Restate the records in their entirety, word for word.

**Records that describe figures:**
----

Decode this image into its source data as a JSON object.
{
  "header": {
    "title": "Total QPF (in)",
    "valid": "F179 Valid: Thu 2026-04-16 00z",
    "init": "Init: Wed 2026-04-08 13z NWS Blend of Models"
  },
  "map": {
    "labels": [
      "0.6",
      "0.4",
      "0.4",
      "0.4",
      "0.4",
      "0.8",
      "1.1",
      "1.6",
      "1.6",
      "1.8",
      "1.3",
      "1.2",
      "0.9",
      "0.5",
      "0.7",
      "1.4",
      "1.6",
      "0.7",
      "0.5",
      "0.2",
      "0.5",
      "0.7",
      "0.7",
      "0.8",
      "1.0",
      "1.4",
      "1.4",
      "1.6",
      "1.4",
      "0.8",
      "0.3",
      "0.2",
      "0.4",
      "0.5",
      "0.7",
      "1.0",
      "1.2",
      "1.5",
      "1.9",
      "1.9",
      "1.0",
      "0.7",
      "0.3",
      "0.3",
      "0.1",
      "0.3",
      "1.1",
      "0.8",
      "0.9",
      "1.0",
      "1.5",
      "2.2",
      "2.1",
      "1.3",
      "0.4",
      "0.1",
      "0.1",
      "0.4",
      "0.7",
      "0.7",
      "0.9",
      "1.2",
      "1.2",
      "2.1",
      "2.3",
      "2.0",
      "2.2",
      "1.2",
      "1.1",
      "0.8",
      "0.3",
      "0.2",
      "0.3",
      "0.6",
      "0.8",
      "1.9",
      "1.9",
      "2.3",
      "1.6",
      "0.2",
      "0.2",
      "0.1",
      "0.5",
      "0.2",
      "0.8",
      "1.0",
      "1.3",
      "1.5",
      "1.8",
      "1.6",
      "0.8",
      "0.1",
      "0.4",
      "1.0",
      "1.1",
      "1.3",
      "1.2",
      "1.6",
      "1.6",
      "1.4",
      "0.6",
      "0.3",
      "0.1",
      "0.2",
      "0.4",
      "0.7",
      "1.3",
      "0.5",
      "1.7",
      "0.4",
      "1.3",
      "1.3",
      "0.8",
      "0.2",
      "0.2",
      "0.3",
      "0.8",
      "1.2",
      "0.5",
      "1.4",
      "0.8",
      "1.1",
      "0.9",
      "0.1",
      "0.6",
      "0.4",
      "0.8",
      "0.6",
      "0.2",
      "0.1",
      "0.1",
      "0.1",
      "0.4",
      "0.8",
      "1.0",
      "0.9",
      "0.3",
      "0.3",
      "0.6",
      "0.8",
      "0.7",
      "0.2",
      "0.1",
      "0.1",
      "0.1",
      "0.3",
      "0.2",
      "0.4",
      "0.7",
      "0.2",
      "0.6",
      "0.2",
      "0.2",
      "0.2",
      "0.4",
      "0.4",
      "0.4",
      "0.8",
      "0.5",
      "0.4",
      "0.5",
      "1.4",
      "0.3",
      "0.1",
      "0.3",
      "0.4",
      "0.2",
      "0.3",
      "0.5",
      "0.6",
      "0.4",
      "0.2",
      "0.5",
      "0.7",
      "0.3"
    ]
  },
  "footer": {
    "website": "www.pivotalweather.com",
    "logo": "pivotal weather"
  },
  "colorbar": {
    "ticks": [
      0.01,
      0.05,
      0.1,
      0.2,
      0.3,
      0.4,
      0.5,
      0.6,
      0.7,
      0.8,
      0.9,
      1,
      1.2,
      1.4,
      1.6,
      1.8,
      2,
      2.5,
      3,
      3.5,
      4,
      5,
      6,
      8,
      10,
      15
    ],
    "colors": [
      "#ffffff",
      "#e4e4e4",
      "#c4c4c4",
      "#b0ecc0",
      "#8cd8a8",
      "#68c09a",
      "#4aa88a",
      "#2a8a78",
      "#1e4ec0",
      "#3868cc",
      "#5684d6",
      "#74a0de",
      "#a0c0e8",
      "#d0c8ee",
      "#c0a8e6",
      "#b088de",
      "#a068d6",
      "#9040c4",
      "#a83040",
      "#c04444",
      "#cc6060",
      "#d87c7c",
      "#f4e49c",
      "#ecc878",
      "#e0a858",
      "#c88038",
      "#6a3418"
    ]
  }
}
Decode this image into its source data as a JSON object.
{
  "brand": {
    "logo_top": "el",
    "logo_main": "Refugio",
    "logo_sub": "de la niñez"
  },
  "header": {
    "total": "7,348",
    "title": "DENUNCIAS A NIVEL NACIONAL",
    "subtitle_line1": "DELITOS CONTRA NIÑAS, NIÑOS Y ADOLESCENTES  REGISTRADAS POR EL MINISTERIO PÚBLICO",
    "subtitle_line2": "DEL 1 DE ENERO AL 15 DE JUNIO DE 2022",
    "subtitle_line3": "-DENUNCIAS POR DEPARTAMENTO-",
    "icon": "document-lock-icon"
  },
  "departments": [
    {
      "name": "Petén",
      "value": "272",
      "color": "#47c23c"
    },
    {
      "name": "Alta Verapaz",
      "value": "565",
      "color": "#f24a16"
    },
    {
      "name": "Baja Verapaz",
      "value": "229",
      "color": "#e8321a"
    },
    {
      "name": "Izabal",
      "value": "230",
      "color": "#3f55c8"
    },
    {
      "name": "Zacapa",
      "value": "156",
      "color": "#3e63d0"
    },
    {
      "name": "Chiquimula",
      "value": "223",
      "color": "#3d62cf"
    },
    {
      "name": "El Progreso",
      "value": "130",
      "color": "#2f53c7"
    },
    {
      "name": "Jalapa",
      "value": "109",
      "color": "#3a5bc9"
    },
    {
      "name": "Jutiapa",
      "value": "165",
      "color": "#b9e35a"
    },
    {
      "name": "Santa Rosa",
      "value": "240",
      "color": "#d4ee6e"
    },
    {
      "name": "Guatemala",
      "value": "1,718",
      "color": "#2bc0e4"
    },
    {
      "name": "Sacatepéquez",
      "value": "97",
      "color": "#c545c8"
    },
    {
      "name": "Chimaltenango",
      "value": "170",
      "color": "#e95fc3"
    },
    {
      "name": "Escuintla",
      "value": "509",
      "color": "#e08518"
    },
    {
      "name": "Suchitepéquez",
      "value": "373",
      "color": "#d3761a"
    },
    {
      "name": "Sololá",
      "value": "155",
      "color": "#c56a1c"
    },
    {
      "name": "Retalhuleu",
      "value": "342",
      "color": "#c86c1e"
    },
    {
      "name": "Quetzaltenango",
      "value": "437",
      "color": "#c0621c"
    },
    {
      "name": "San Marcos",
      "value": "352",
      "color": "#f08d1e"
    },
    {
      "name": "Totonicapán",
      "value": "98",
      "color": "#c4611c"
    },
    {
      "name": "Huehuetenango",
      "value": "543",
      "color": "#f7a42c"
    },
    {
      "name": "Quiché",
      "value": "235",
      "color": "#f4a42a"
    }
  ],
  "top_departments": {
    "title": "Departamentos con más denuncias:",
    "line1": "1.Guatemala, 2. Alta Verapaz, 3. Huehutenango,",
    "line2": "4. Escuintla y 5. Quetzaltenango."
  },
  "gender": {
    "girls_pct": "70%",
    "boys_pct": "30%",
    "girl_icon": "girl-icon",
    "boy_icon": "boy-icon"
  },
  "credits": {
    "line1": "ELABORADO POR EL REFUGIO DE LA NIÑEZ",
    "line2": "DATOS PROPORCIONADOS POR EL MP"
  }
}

----

**SOLUTION TO THIS TASK:**
Decode this image into its source data as a JSON object.
{
  "header": {
    "title": "Total QPF (in)",
    "valid": "F179 Valid: Thu 2026-04-16 00z",
    "init": "Init: Wed 2026-04-08 13z NWS Blend of Models"
  },
  "map": {
    "labels": [
      "0.6",
      "0.4",
      "0.4",
      "0.4",
      "0.4",
      "0.8",
      "1.1",
      "1.6",
      "1.6",
      "1.8",
      "1.3",
      "1.2",
      "0.9",
      "0.5",
      "0.7",
      "1.4",
      "1.6",
      "0.7",
      "0.5",
      "0.2",
      "0.5",
      "0.7",
      "0.7",
      "0.8",
      "1.0",
      "1.4",
      "1.4",
      "1.6",
      "1.4",
      "0.8",
      "0.3",
      "0.2",
      "0.4",
      "0.5",
      "0.7",
      "1.0",
      "1.2",
      "1.5",
      "1.9",
      "1.9",
      "1.0",
      "0.7",
      "0.3",
      "0.3",
      "0.1",
      "0.3",
      "1.1",
      "0.8",
      "0.9",
      "1.0",
      "1.5",
      "2.2",
      "2.1",
      "1.3",
      "0.4",
      "0.1",
      "0.1",
      "0.4",
      "0.7",
      "0.7",
      "0.9",
      "1.2",
      "1.2",
      "2.1",
      "2.3",
      "2.0",
      "2.2",
      "1.2",
      "1.1",
      "0.8",
      "0.3",
      "0.2",
      "0.3",
      "0.6",
      "0.8",
      "1.9",
      "1.9",
      "2.3",
      "1.6",
      "0.2",
      "0.2",
      "0.1",
      "0.5",
      "0.2",
      "0.8",
      "1.0",
      "1.3",
      "1.5",
      "1.8",
      "1.6",
      "0.8",
      "0.1",
      "0.4",
      "1.0",
      "1.1",
      "1.3",
      "1.2",
      "1.6",
      "1.6",
      "1.4",
      "0.6",
      "0.3",
      "0.1",
      "0.2",
      "0.4",
      "0.7",
      "1.3",
      "0.5",
      "1.7",
      "0.4",
      "1.3",
      "1.3",
      "0.8",
      "0.2",
      "0.2",
      "0.3",
      "0.8",
      "1.2",
      "0.5",
      "1.4",
      "0.8",
      "1.1",
      "0.9",
      "0.1",
      "0.6",
      "0.4",
      "0.8",
      "0.6",
      "0.2",
      "0.1",
      "0.1",
      "0.1",
      "0.4",
      "0.8",
      "1.0",
      "0.9",
      "0.3",
      "0.3",
      "0.6",
      "0.8",
      "0.7",
      "0.2",
      "0.1",
      "0.1",
      "0.1",
      "0.3",
      "0.2",
      "0.4",
      "0.7",
      "0.2",
      "0.6",
      "0.2",
      "0.2",
      "0.2",
      "0.4",
      "0.4",
      "0.4",
      "0.8",
      "0.5",
      "0.4",
      "0.5",
      "1.4",
      "0.3",
      "0.1",
      "0.3",
      "0.4",
      "0.2",
      "0.3",
      "0.5",
      "0.6",
      "0.4",
      "0.2",
      "0.5",
      "0.7",
      "0.3"
    ]
  },
  "footer": {
    "website": "www.pivotalweather.com",
    "logo": "pivotal weather"
  },
  "colorbar": {
    "ticks": [
      0.01,
      0.05,
      0.1,
      0.2,
      0.3,
      0.4,
      0.5,
      0.6,
      0.7,
      0.8,
      0.9,
      1,
      1.2,
      1.4,
      1.6,
      1.8,
      2,
      2.5,
      3,
      3.5,
      4,
      5,
      6,
      8,
      10,
      15
    ],
    "colors": [
      "#ffffff",
      "#e4e4e4",
      "#c4c4c4",
      "#b0ecc0",
      "#8cd8a8",
      "#68c09a",
      "#4aa88a",
      "#2a8a78",
      "#1e4ec0",
      "#3868cc",
      "#5684d6",
      "#74a0de",
      "#a0c0e8",
      "#d0c8ee",
      "#c0a8e6",
      "#b088de",
      "#a068d6",
      "#9040c4",
      "#a83040",
      "#c04444",
      "#cc6060",
      "#d87c7c",
      "#f4e49c",
      "#ecc878",
      "#e0a858",
      "#c88038",
      "#6a3418"
    ]
  }
}
Decode this image into its source data as a JSON object.
{
  "brand": {
    "logo_top": "el",
    "logo_main": "Refugio",
    "logo_sub": "de la niñez"
  },
  "header": {
    "total": "7,348",
    "title": "DENUNCIAS A NIVEL NACIONAL",
    "subtitle_line1": "DELITOS CONTRA NIÑAS, NIÑOS Y ADOLESCENTES  REGISTRADAS POR EL MINISTERIO PÚBLICO",
    "subtitle_line2": "DEL 1 DE ENERO AL 15 DE JUNIO DE 2022",
    "subtitle_line3": "-DENUNCIAS POR DEPARTAMENTO-",
    "icon": "document-lock-icon"
  },
  "departments": [
    {
      "name": "Petén",
      "value": "272",
      "color": "#47c23c"
    },
    {
      "name": "Alta Verapaz",
      "value": "565",
      "color": "#f24a16"
    },
    {
      "name": "Baja Verapaz",
      "value": "229",
      "color": "#e8321a"
    },
    {
      "name": "Izabal",
      "value": "230",
      "color": "#3f55c8"
    },
    {
      "name": "Zacapa",
      "value": "156",
      "color": "#3e63d0"
    },
    {
      "name": "Chiquimula",
      "value": "223",
      "color": "#3d62cf"
    },
    {
      "name": "El Progreso",
      "value": "130",
      "color": "#2f53c7"
    },
    {
      "name": "Jalapa",
      "value": "109",
      "color": "#3a5bc9"
    },
    {
      "name": "Jutiapa",
      "value": "165",
      "color": "#b9e35a"
    },
    {
      "name": "Santa Rosa",
      "value": "240",
      "color": "#d4ee6e"
    },
    {
      "name": "Guatemala",
      "value": "1,718",
      "color": "#2bc0e4"
    },
    {
      "name": "Sacatepéquez",
      "value": "97",
      "color": "#c545c8"
    },
    {
      "name": "Chimaltenango",
      "value": "170",
      "color": "#e95fc3"
    },
    {
      "name": "Escuintla",
      "value": "509",
      "color": "#e08518"
    },
    {
      "name": "Suchitepéquez",
      "value": "373",
      "color": "#d3761a"
    },
    {
      "name": "Sololá",
      "value": "155",
      "color": "#c56a1c"
    },
    {
      "name": "Retalhuleu",
      "value": "342",
      "color": "#c86c1e"
    },
    {
      "name": "Quetzaltenango",
      "value": "437",
      "color": "#c0621c"
    },
    {
      "name": "San Marcos",
      "value": "352",
      "color": "#f08d1e"
    },
    {
      "name": "Totonicapán",
      "value": "98",
      "color": "#c4611c"
    },
    {
      "name": "Huehuetenango",
      "value": "543",
      "color": "#f7a42c"
    },
    {
      "name": "Quiché",
      "value": "235",
      "color": "#f4a42a"
    }
  ],
  "top_departments": {
    "title": "Departamentos con más denuncias:",
    "line1": "1.Guatemala, 2. Alta Verapaz, 3. Huehutenango,",
    "line2": "4. Escuintla y 5. Quetzaltenango."
  },
  "gender": {
    "girls_pct": "70%",
    "boys_pct": "30%",
    "girl_icon": "girl-icon",
    "boy_icon": "boy-icon"
  },
  "credits": {
    "line1": "ELABORADO POR EL REFUGIO DE LA NIÑEZ",
    "line2": "DATOS PROPORCIONADOS POR EL MP"
  }
}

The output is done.